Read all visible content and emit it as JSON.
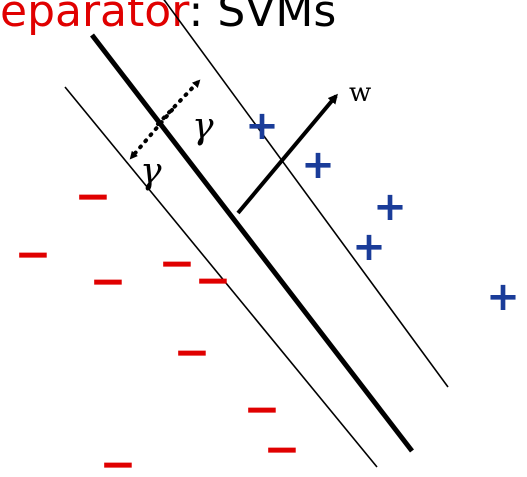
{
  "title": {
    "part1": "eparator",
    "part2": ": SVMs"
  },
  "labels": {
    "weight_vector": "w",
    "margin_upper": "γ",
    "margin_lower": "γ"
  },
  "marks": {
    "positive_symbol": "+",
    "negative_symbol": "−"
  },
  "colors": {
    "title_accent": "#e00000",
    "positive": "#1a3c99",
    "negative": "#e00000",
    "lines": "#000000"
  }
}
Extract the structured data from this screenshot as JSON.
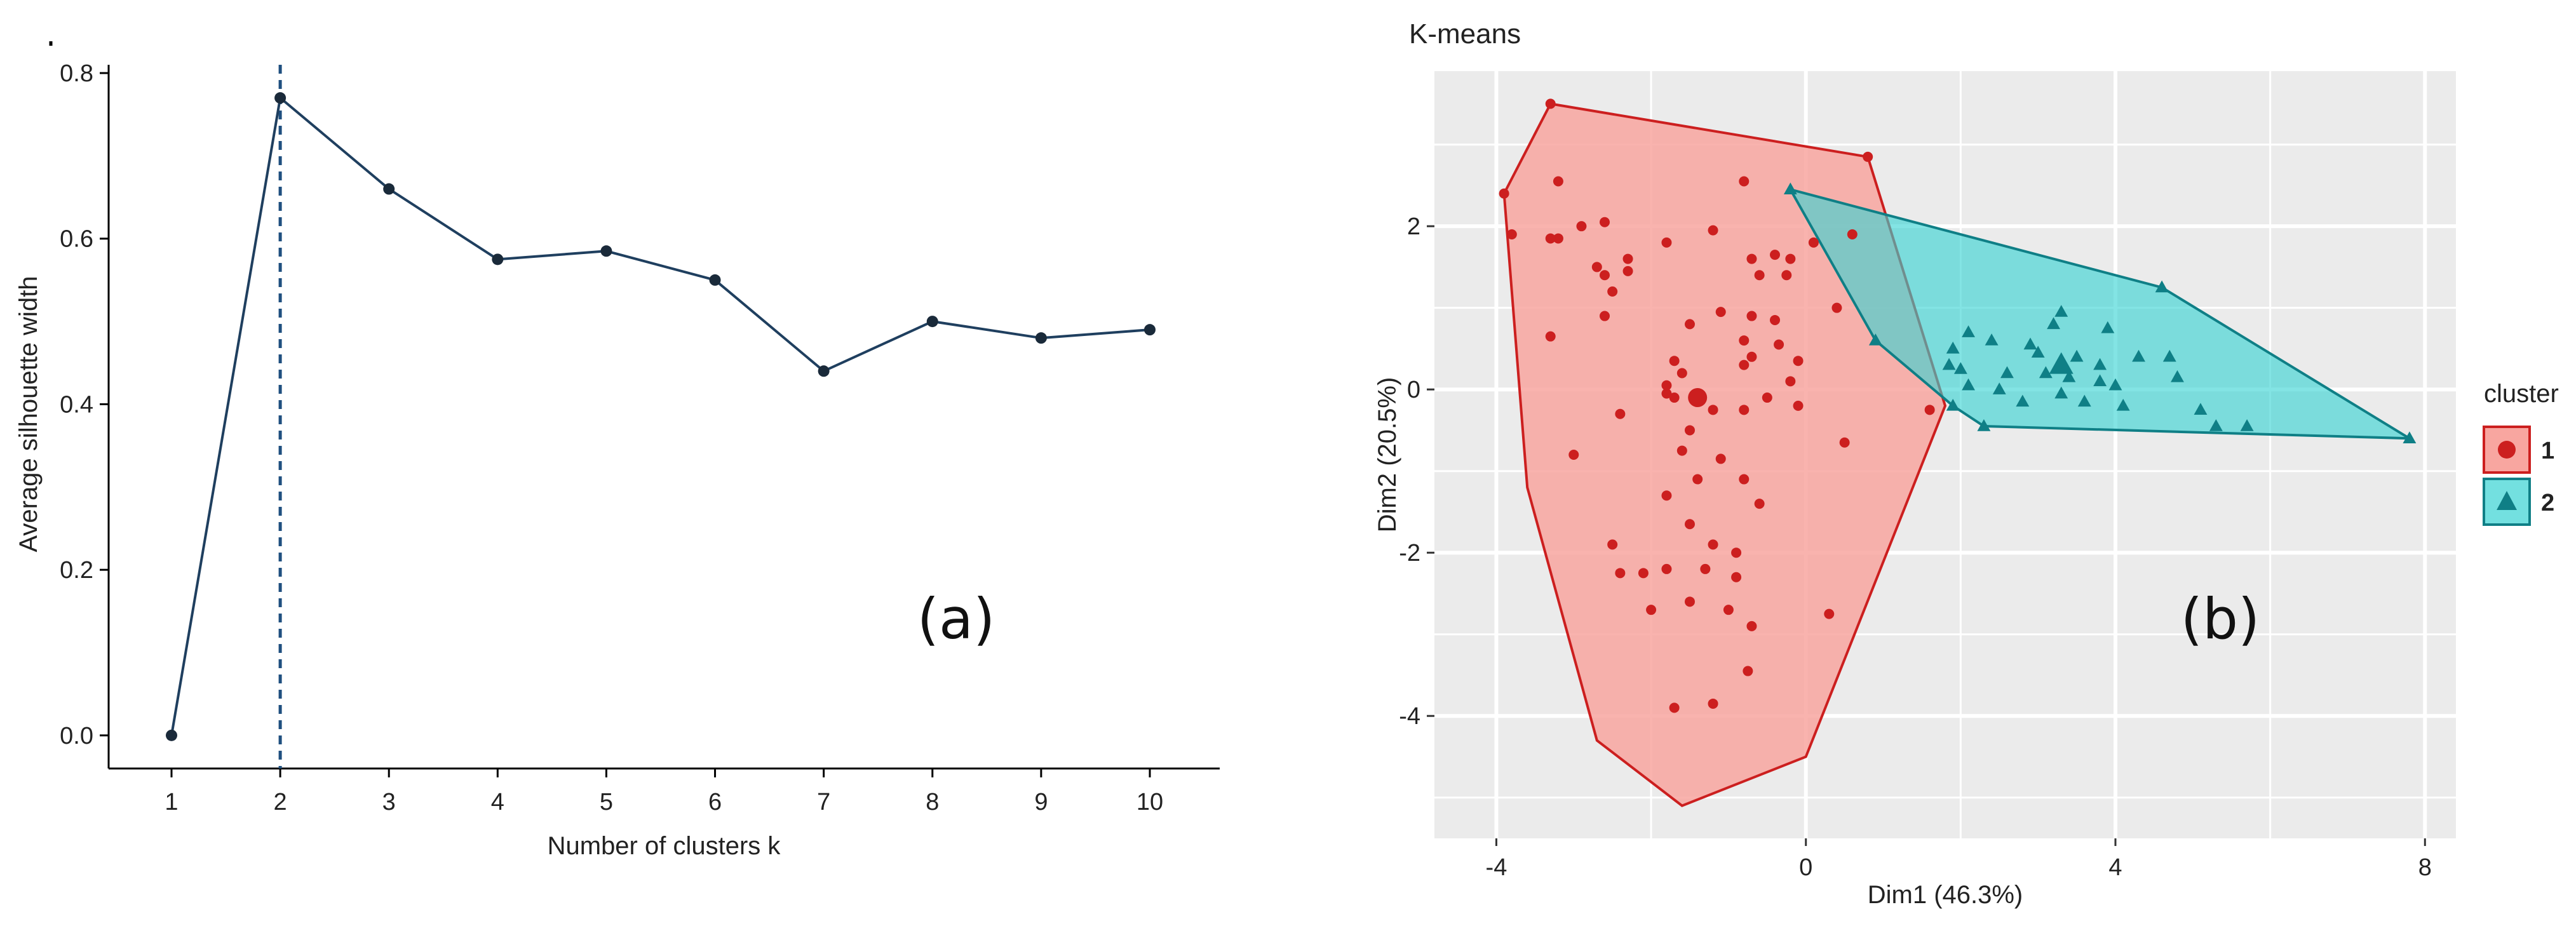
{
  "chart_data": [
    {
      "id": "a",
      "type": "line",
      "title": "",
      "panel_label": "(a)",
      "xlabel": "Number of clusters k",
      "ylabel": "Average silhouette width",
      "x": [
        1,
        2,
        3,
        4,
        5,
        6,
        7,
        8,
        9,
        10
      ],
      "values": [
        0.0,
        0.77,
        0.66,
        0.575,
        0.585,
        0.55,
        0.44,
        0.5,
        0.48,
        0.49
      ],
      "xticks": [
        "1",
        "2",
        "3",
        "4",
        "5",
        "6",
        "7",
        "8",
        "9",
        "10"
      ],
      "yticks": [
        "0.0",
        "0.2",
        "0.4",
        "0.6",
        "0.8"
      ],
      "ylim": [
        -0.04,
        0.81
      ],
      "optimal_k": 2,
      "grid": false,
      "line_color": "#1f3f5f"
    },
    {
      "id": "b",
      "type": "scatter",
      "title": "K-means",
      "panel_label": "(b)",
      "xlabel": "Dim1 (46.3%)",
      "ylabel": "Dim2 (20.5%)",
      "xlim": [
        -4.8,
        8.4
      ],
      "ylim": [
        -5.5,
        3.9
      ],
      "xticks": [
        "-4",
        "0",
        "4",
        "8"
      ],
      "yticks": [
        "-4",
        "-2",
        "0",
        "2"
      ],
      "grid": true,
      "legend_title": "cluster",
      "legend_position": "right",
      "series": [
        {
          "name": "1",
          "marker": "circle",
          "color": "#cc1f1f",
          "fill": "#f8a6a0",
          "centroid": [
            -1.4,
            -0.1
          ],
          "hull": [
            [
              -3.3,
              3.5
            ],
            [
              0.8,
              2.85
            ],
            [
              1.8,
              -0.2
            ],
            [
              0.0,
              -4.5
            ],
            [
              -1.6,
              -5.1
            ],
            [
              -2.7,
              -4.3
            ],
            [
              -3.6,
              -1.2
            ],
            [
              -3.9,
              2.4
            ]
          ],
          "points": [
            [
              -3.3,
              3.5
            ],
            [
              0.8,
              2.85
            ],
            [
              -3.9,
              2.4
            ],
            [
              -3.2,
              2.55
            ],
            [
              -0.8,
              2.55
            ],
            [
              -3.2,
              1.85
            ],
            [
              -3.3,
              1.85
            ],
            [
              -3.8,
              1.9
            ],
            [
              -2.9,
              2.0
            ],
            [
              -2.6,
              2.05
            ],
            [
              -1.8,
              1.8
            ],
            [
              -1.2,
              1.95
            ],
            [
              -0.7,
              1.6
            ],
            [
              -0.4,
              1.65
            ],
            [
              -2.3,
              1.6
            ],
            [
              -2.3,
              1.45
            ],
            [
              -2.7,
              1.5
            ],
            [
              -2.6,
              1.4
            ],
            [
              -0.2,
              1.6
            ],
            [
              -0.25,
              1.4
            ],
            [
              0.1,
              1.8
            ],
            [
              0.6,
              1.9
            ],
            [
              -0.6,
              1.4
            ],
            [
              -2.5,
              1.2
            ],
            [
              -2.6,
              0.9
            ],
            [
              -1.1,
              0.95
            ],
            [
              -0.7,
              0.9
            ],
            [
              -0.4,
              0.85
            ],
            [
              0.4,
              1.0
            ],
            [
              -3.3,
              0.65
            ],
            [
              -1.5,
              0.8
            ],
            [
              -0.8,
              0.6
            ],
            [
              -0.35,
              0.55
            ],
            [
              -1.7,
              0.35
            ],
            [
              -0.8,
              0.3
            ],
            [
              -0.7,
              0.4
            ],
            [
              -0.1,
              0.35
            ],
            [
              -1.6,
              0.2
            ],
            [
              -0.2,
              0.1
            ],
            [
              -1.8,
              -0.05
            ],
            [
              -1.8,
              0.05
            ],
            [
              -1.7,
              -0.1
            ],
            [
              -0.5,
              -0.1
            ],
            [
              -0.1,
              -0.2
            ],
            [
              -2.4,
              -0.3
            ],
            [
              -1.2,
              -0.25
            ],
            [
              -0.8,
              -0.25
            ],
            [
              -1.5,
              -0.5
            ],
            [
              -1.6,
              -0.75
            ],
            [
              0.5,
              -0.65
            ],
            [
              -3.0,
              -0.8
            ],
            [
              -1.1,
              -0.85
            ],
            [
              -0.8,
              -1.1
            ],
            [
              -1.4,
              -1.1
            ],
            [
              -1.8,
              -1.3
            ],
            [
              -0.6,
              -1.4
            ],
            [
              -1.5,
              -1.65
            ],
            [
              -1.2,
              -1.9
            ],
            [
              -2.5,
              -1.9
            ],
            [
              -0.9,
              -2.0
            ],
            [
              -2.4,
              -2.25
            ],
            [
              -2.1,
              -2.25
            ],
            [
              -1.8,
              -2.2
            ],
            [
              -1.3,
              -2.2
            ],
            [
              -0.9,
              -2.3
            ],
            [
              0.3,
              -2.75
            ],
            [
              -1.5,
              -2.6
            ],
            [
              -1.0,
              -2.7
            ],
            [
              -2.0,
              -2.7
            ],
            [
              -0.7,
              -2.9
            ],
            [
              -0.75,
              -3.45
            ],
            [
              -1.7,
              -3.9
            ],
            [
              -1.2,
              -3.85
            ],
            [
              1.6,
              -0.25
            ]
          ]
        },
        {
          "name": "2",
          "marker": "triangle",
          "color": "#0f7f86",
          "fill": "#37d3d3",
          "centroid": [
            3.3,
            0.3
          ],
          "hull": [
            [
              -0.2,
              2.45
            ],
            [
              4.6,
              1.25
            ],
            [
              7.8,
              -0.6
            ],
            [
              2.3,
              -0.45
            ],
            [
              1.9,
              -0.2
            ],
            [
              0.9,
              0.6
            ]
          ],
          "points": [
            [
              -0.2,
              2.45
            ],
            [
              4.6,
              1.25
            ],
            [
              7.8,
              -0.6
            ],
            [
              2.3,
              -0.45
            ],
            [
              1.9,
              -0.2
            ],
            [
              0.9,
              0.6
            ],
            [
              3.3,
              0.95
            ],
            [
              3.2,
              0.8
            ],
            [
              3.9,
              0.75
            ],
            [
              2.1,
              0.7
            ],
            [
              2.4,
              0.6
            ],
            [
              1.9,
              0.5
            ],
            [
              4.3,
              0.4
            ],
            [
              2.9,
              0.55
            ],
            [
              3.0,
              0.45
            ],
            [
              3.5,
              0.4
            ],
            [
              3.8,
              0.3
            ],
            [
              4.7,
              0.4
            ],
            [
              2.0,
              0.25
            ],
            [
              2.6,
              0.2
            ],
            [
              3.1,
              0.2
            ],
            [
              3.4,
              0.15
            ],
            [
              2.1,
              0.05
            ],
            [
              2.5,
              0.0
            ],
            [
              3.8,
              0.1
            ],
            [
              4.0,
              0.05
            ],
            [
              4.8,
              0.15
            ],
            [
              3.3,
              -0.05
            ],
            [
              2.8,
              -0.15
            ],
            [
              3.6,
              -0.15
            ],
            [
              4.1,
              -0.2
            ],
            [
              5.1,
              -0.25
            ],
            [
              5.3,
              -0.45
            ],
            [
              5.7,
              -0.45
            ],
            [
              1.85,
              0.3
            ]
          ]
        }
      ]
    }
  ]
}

-=-=-=-=-

▶ **Set task**
Reproduce all of the data exactly; the pictures do not belong in the copy.

▶ **Solution to the exercise**
Read all visible content and emit it as JSON.
{
  "title": {
    "part1": "eparator",
    "part2": ": SVMs"
  },
  "labels": {
    "weight_vector": "w",
    "margin_upper": "γ",
    "margin_lower": "γ"
  },
  "marks": {
    "positive_symbol": "+",
    "negative_symbol": "−"
  },
  "colors": {
    "title_accent": "#e00000",
    "positive": "#1a3c99",
    "negative": "#e00000",
    "lines": "#000000"
  }
}
Extract the structured data from this screenshot as JSON.
{
  "chart_data": [
    {
      "id": "a",
      "type": "line",
      "title": "",
      "panel_label": "(a)",
      "xlabel": "Number of clusters k",
      "ylabel": "Average silhouette width",
      "x": [
        1,
        2,
        3,
        4,
        5,
        6,
        7,
        8,
        9,
        10
      ],
      "values": [
        0.0,
        0.77,
        0.66,
        0.575,
        0.585,
        0.55,
        0.44,
        0.5,
        0.48,
        0.49
      ],
      "xticks": [
        "1",
        "2",
        "3",
        "4",
        "5",
        "6",
        "7",
        "8",
        "9",
        "10"
      ],
      "yticks": [
        "0.0",
        "0.2",
        "0.4",
        "0.6",
        "0.8"
      ],
      "ylim": [
        -0.04,
        0.81
      ],
      "optimal_k": 2,
      "grid": false,
      "line_color": "#1f3f5f"
    },
    {
      "id": "b",
      "type": "scatter",
      "title": "K-means",
      "panel_label": "(b)",
      "xlabel": "Dim1 (46.3%)",
      "ylabel": "Dim2 (20.5%)",
      "xlim": [
        -4.8,
        8.4
      ],
      "ylim": [
        -5.5,
        3.9
      ],
      "xticks": [
        "-4",
        "0",
        "4",
        "8"
      ],
      "yticks": [
        "-4",
        "-2",
        "0",
        "2"
      ],
      "grid": true,
      "legend_title": "cluster",
      "legend_position": "right",
      "series": [
        {
          "name": "1",
          "marker": "circle",
          "color": "#cc1f1f",
          "fill": "#f8a6a0",
          "centroid": [
            -1.4,
            -0.1
          ],
          "hull": [
            [
              -3.3,
              3.5
            ],
            [
              0.8,
              2.85
            ],
            [
              1.8,
              -0.2
            ],
            [
              0.0,
              -4.5
            ],
            [
              -1.6,
              -5.1
            ],
            [
              -2.7,
              -4.3
            ],
            [
              -3.6,
              -1.2
            ],
            [
              -3.9,
              2.4
            ]
          ],
          "points": [
            [
              -3.3,
              3.5
            ],
            [
              0.8,
              2.85
            ],
            [
              -3.9,
              2.4
            ],
            [
              -3.2,
              2.55
            ],
            [
              -0.8,
              2.55
            ],
            [
              -3.2,
              1.85
            ],
            [
              -3.3,
              1.85
            ],
            [
              -3.8,
              1.9
            ],
            [
              -2.9,
              2.0
            ],
            [
              -2.6,
              2.05
            ],
            [
              -1.8,
              1.8
            ],
            [
              -1.2,
              1.95
            ],
            [
              -0.7,
              1.6
            ],
            [
              -0.4,
              1.65
            ],
            [
              -2.3,
              1.6
            ],
            [
              -2.3,
              1.45
            ],
            [
              -2.7,
              1.5
            ],
            [
              -2.6,
              1.4
            ],
            [
              -0.2,
              1.6
            ],
            [
              -0.25,
              1.4
            ],
            [
              0.1,
              1.8
            ],
            [
              0.6,
              1.9
            ],
            [
              -0.6,
              1.4
            ],
            [
              -2.5,
              1.2
            ],
            [
              -2.6,
              0.9
            ],
            [
              -1.1,
              0.95
            ],
            [
              -0.7,
              0.9
            ],
            [
              -0.4,
              0.85
            ],
            [
              0.4,
              1.0
            ],
            [
              -3.3,
              0.65
            ],
            [
              -1.5,
              0.8
            ],
            [
              -0.8,
              0.6
            ],
            [
              -0.35,
              0.55
            ],
            [
              -1.7,
              0.35
            ],
            [
              -0.8,
              0.3
            ],
            [
              -0.7,
              0.4
            ],
            [
              -0.1,
              0.35
            ],
            [
              -1.6,
              0.2
            ],
            [
              -0.2,
              0.1
            ],
            [
              -1.8,
              -0.05
            ],
            [
              -1.8,
              0.05
            ],
            [
              -1.7,
              -0.1
            ],
            [
              -0.5,
              -0.1
            ],
            [
              -0.1,
              -0.2
            ],
            [
              -2.4,
              -0.3
            ],
            [
              -1.2,
              -0.25
            ],
            [
              -0.8,
              -0.25
            ],
            [
              -1.5,
              -0.5
            ],
            [
              -1.6,
              -0.75
            ],
            [
              0.5,
              -0.65
            ],
            [
              -3.0,
              -0.8
            ],
            [
              -1.1,
              -0.85
            ],
            [
              -0.8,
              -1.1
            ],
            [
              -1.4,
              -1.1
            ],
            [
              -1.8,
              -1.3
            ],
            [
              -0.6,
              -1.4
            ],
            [
              -1.5,
              -1.65
            ],
            [
              -1.2,
              -1.9
            ],
            [
              -2.5,
              -1.9
            ],
            [
              -0.9,
              -2.0
            ],
            [
              -2.4,
              -2.25
            ],
            [
              -2.1,
              -2.25
            ],
            [
              -1.8,
              -2.2
            ],
            [
              -1.3,
              -2.2
            ],
            [
              -0.9,
              -2.3
            ],
            [
              0.3,
              -2.75
            ],
            [
              -1.5,
              -2.6
            ],
            [
              -1.0,
              -2.7
            ],
            [
              -2.0,
              -2.7
            ],
            [
              -0.7,
              -2.9
            ],
            [
              -0.75,
              -3.45
            ],
            [
              -1.7,
              -3.9
            ],
            [
              -1.2,
              -3.85
            ],
            [
              1.6,
              -0.25
            ]
          ]
        },
        {
          "name": "2",
          "marker": "triangle",
          "color": "#0f7f86",
          "fill": "#37d3d3",
          "centroid": [
            3.3,
            0.3
          ],
          "hull": [
            [
              -0.2,
              2.45
            ],
            [
              4.6,
              1.25
            ],
            [
              7.8,
              -0.6
            ],
            [
              2.3,
              -0.45
            ],
            [
              1.9,
              -0.2
            ],
            [
              0.9,
              0.6
            ]
          ],
          "points": [
            [
              -0.2,
              2.45
            ],
            [
              4.6,
              1.25
            ],
            [
              7.8,
              -0.6
            ],
            [
              2.3,
              -0.45
            ],
            [
              1.9,
              -0.2
            ],
            [
              0.9,
              0.6
            ],
            [
              3.3,
              0.95
            ],
            [
              3.2,
              0.8
            ],
            [
              3.9,
              0.75
            ],
            [
              2.1,
              0.7
            ],
            [
              2.4,
              0.6
            ],
            [
              1.9,
              0.5
            ],
            [
              4.3,
              0.4
            ],
            [
              2.9,
              0.55
            ],
            [
              3.0,
              0.45
            ],
            [
              3.5,
              0.4
            ],
            [
              3.8,
              0.3
            ],
            [
              4.7,
              0.4
            ],
            [
              2.0,
              0.25
            ],
            [
              2.6,
              0.2
            ],
            [
              3.1,
              0.2
            ],
            [
              3.4,
              0.15
            ],
            [
              2.1,
              0.05
            ],
            [
              2.5,
              0.0
            ],
            [
              3.8,
              0.1
            ],
            [
              4.0,
              0.05
            ],
            [
              4.8,
              0.15
            ],
            [
              3.3,
              -0.05
            ],
            [
              2.8,
              -0.15
            ],
            [
              3.6,
              -0.15
            ],
            [
              4.1,
              -0.2
            ],
            [
              5.1,
              -0.25
            ],
            [
              5.3,
              -0.45
            ],
            [
              5.7,
              -0.45
            ],
            [
              1.85,
              0.3
            ]
          ]
        }
      ]
    }
  ]
}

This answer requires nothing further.